═══ DATA PROVIDED ═══

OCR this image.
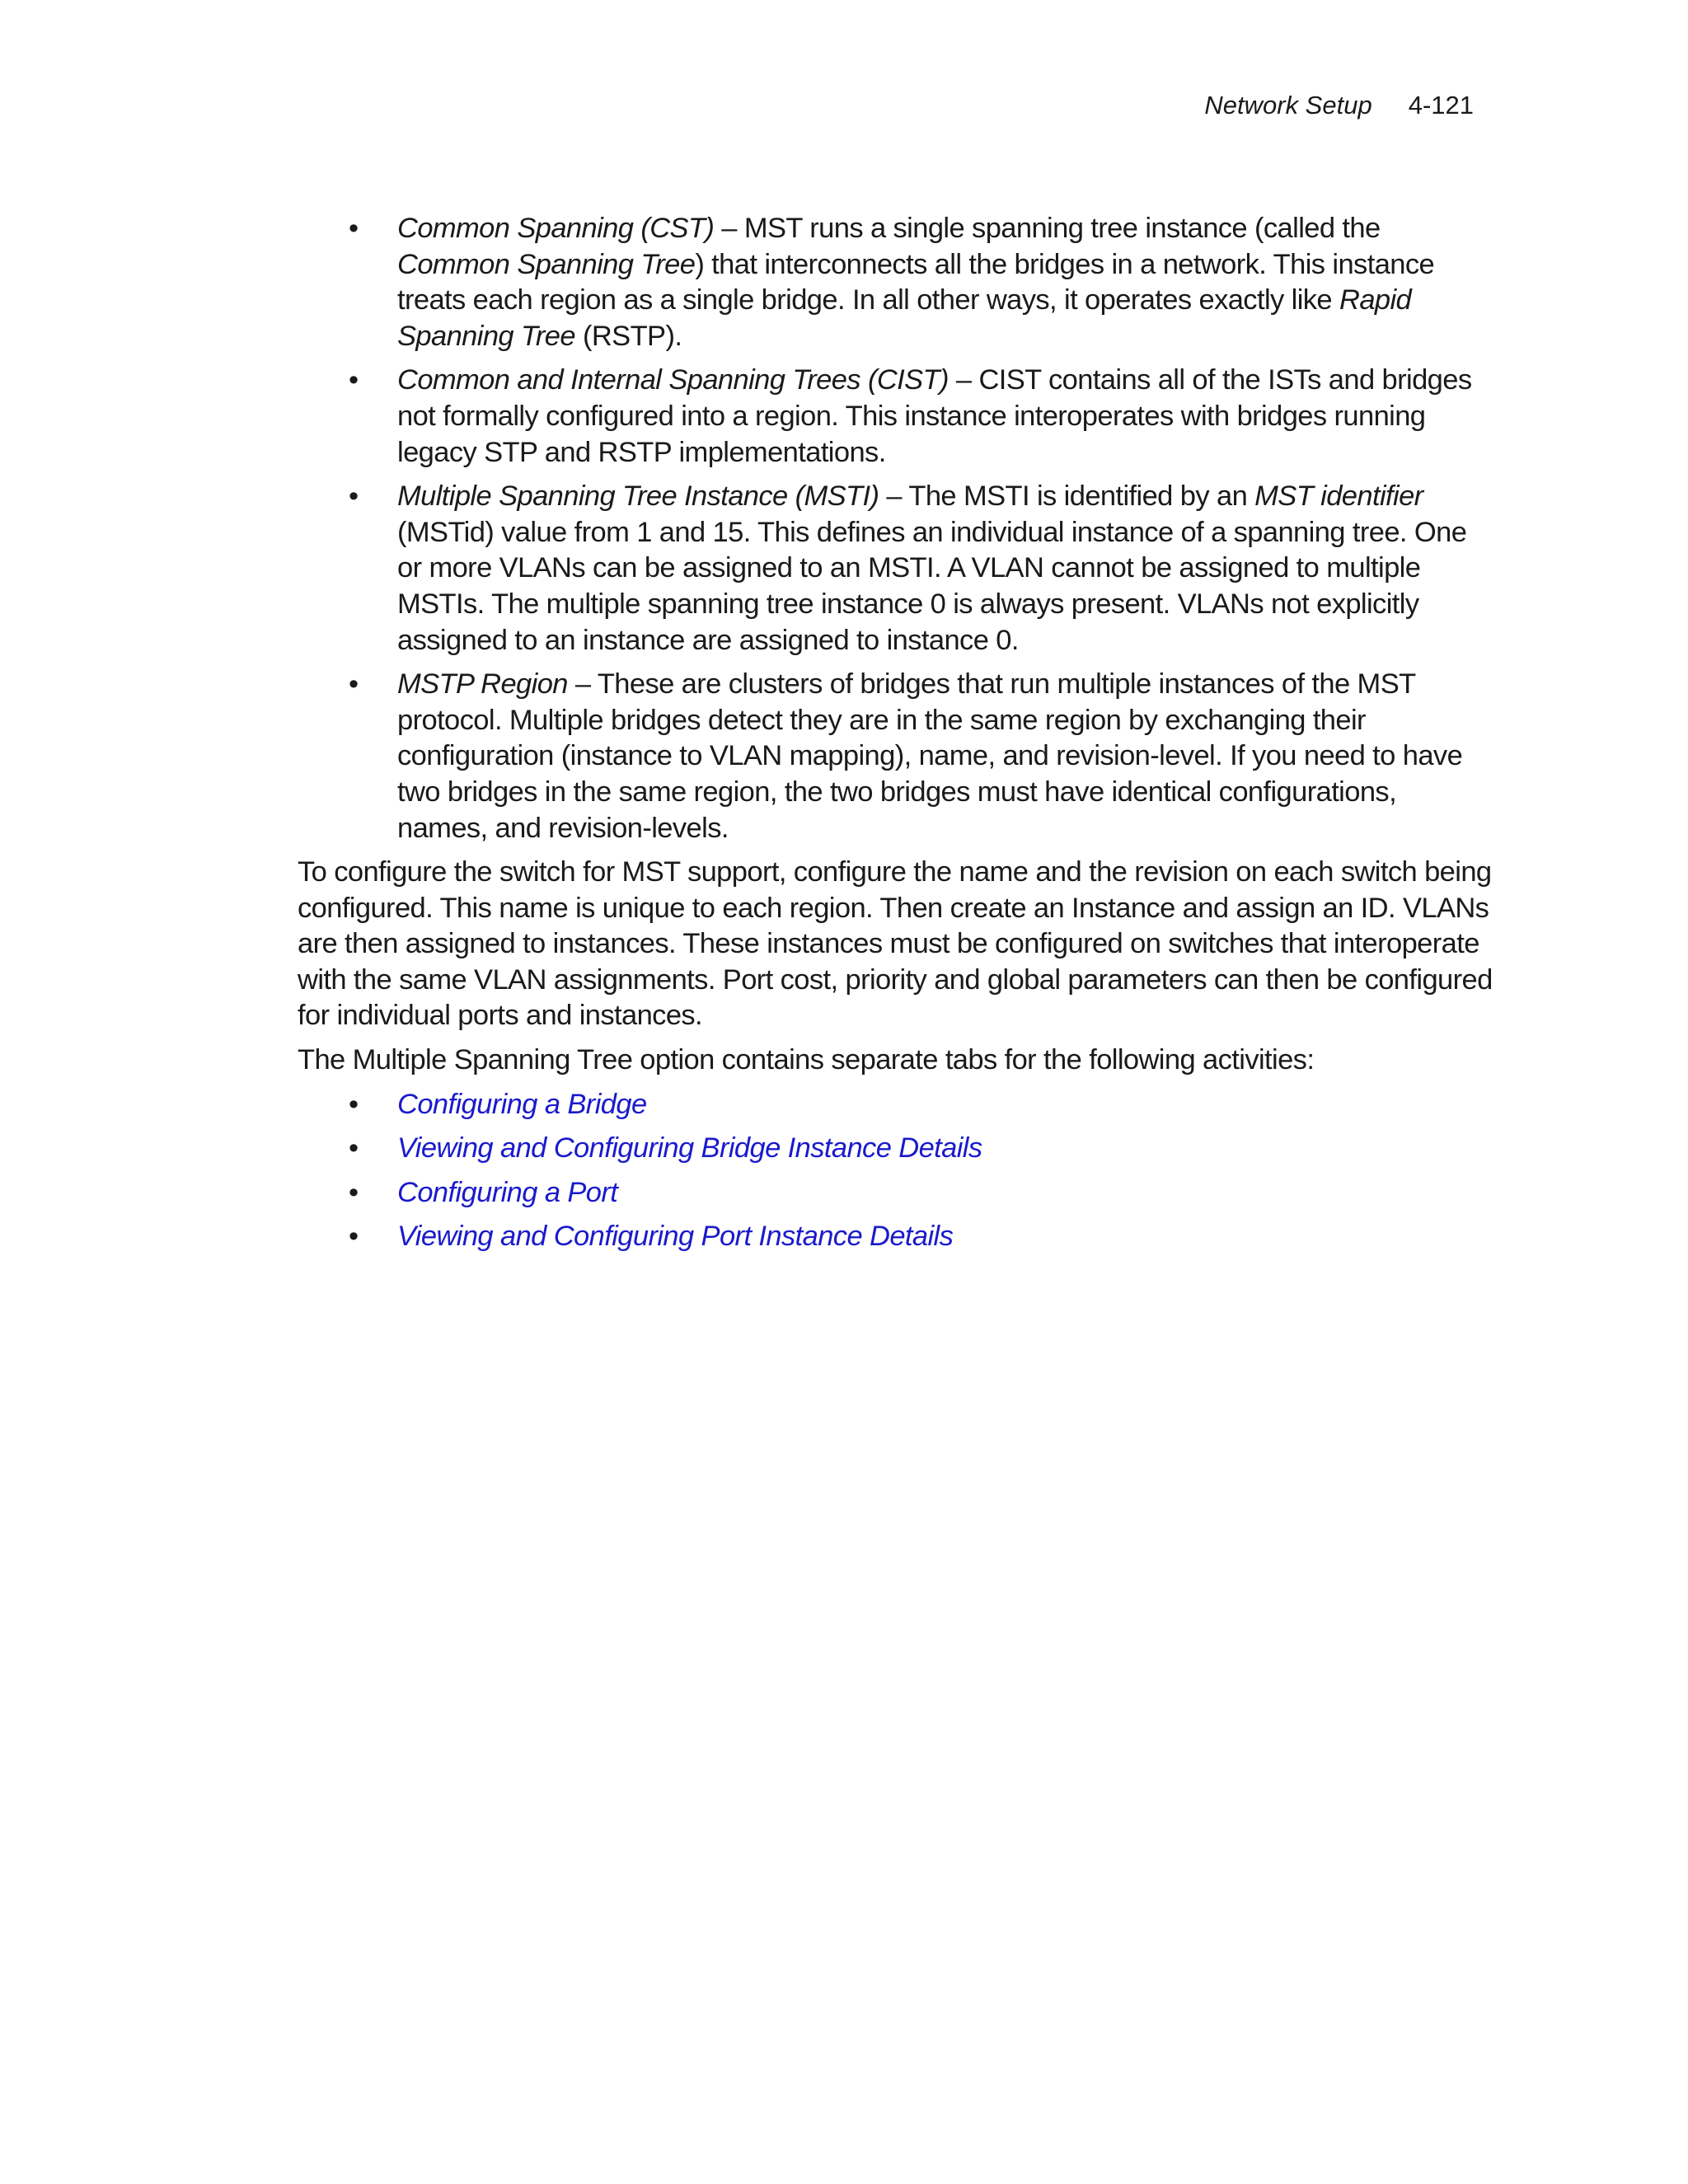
Network Setup 4-121
• Common Spanning (CST) – MST runs a single spanning tree instance (called the Common Spanning Tree) that interconnects all the bridges in a network. This instance treats each region as a single bridge. In all other ways, it operates exactly like Rapid Spanning Tree (RSTP).
• Common and Internal Spanning Trees (CIST) – CIST contains all of the ISTs and bridges not formally configured into a region. This instance interoperates with bridges running legacy STP and RSTP implementations.
• Multiple Spanning Tree Instance (MSTI) – The MSTI is identified by an MST identifier (MSTid) value from 1 and 15. This defines an individual instance of a spanning tree. One or more VLANs can be assigned to an MSTI. A VLAN cannot be assigned to multiple MSTIs. The multiple spanning tree instance 0 is always present. VLANs not explicitly assigned to an instance are assigned to instance 0.
• MSTP Region – These are clusters of bridges that run multiple instances of the MST protocol. Multiple bridges detect they are in the same region by exchanging their configuration (instance to VLAN mapping), name, and revision-level. If you need to have two bridges in the same region, the two bridges must have identical configurations, names, and revision-levels.

To configure the switch for MST support, configure the name and the revision on each switch being configured. This name is unique to each region. Then create an Instance and assign an ID. VLANs are then assigned to instances. These instances must be configured on switches that interoperate with the same VLAN assignments. Port cost, priority and global parameters can then be configured for individual ports and instances.

The Multiple Spanning Tree option contains separate tabs for the following activities:

• Configuring a Bridge
• Viewing and Configuring Bridge Instance Details
• Configuring a Port
• Viewing and Configuring Port Instance Details
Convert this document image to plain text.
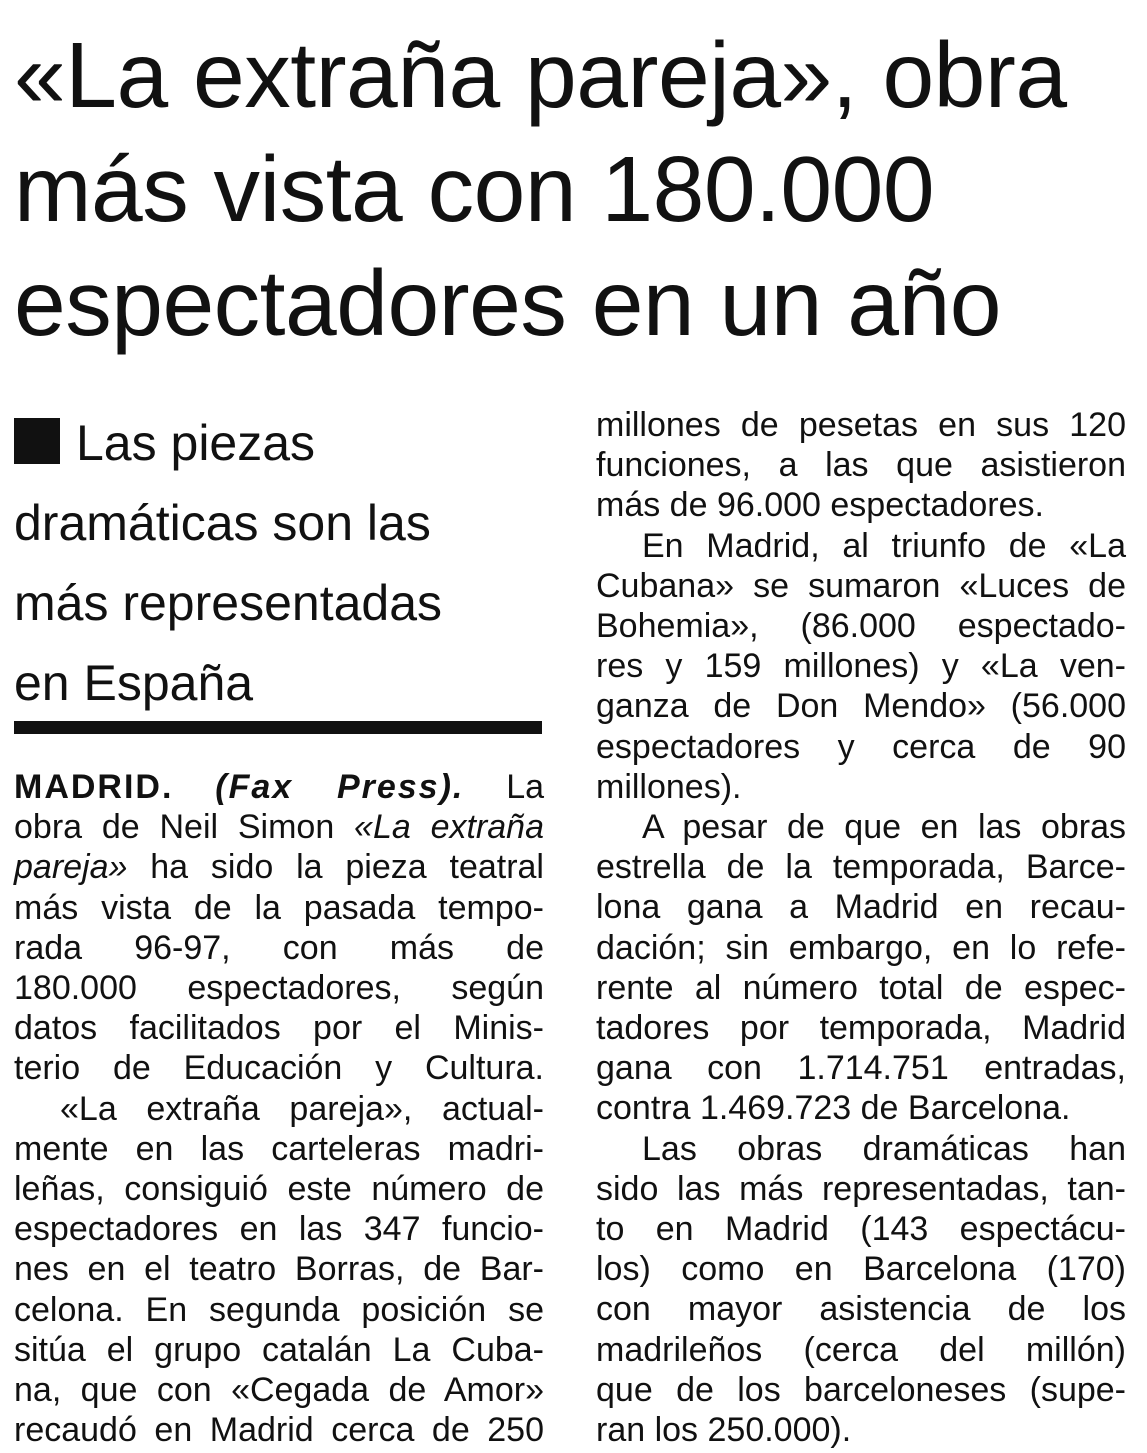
«La extraña pareja», obra
más vista con 180.000
espectadores en un año
Las piezas
dramáticas son las
más representadas
en España
MADRID. (Fax Press). La
obra de Neil Simon «La extraña
pareja» ha sido la pieza teatral
más vista de la pasada tempo-
rada 96-97, con más de
180.000 espectadores, según
datos facilitados por el Minis-
terio de Educación y Cultura.
«La extraña pareja», actual-
mente en las carteleras madri-
leñas, consiguió este número de
espectadores en las 347 funcio-
nes en el teatro Borras, de Bar-
celona. En segunda posición se
sitúa el grupo catalán La Cuba-
na, que con «Cegada de Amor»
recaudó en Madrid cerca de 250
millones de pesetas en sus 120
funciones, a las que asistieron
más de 96.000 espectadores.
En Madrid, al triunfo de «La
Cubana» se sumaron «Luces de
Bohemia», (86.000 espectado-
res y 159 millones) y «La ven-
ganza de Don Mendo» (56.000
espectadores y cerca de 90
millones).
A pesar de que en las obras
estrella de la temporada, Barce-
lona gana a Madrid en recau-
dación; sin embargo, en lo refe-
rente al número total de espec-
tadores por temporada, Madrid
gana con 1.714.751 entradas,
contra 1.469.723 de Barcelona.
Las obras dramáticas han
sido las más representadas, tan-
to en Madrid (143 espectácu-
los) como en Barcelona (170)
con mayor asistencia de los
madrileños (cerca del millón)
que de los barceloneses (supe-
ran los 250.000).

═══

> **INSTRUCTIONS FOR THE TASK**:
Print the whole listing above once more, word for word, without its pictures.

> **FINISHED EXERCISE**:
OCR this image.
Network Setup 4-121
• Common Spanning (CST) – MST runs a single spanning tree instance (called the Common Spanning Tree) that interconnects all the bridges in a network. This instance treats each region as a single bridge. In all other ways, it operates exactly like Rapid Spanning Tree (RSTP).
• Common and Internal Spanning Trees (CIST) – CIST contains all of the ISTs and bridges not formally configured into a region. This instance interoperates with bridges running legacy STP and RSTP implementations.
• Multiple Spanning Tree Instance (MSTI) – The MSTI is identified by an MST identifier (MSTid) value from 1 and 15. This defines an individual instance of a spanning tree. One or more VLANs can be assigned to an MSTI. A VLAN cannot be assigned to multiple MSTIs. The multiple spanning tree instance 0 is always present. VLANs not explicitly assigned to an instance are assigned to instance 0.
• MSTP Region – These are clusters of bridges that run multiple instances of the MST protocol. Multiple bridges detect they are in the same region by exchanging their configuration (instance to VLAN mapping), name, and revision-level. If you need to have two bridges in the same region, the two bridges must have identical configurations, names, and revision-levels.

To configure the switch for MST support, configure the name and the revision on each switch being configured. This name is unique to each region. Then create an Instance and assign an ID. VLANs are then assigned to instances. These instances must be configured on switches that interoperate with the same VLAN assignments. Port cost, priority and global parameters can then be configured for individual ports and instances.

The Multiple Spanning Tree option contains separate tabs for the following activities:

• Configuring a Bridge
• Viewing and Configuring Bridge Instance Details
• Configuring a Port
• Viewing and Configuring Port Instance Details
Convert this document image to plain text.
«La extraña pareja», obra
más vista con 180.000
espectadores en un año
Las piezas
dramáticas son las
más representadas
en España
MADRID. (Fax Press). La
obra de Neil Simon «La extraña
pareja» ha sido la pieza teatral
más vista de la pasada tempo-
rada 96-97, con más de
180.000 espectadores, según
datos facilitados por el Minis-
terio de Educación y Cultura.
«La extraña pareja», actual-
mente en las carteleras madri-
leñas, consiguió este número de
espectadores en las 347 funcio-
nes en el teatro Borras, de Bar-
celona. En segunda posición se
sitúa el grupo catalán La Cuba-
na, que con «Cegada de Amor»
recaudó en Madrid cerca de 250
millones de pesetas en sus 120
funciones, a las que asistieron
más de 96.000 espectadores.
En Madrid, al triunfo de «La
Cubana» se sumaron «Luces de
Bohemia», (86.000 espectado-
res y 159 millones) y «La ven-
ganza de Don Mendo» (56.000
espectadores y cerca de 90
millones).
A pesar de que en las obras
estrella de la temporada, Barce-
lona gana a Madrid en recau-
dación; sin embargo, en lo refe-
rente al número total de espec-
tadores por temporada, Madrid
gana con 1.714.751 entradas,
contra 1.469.723 de Barcelona.
Las obras dramáticas han
sido las más representadas, tan-
to en Madrid (143 espectácu-
los) como en Barcelona (170)
con mayor asistencia de los
madrileños (cerca del millón)
que de los barceloneses (supe-
ran los 250.000).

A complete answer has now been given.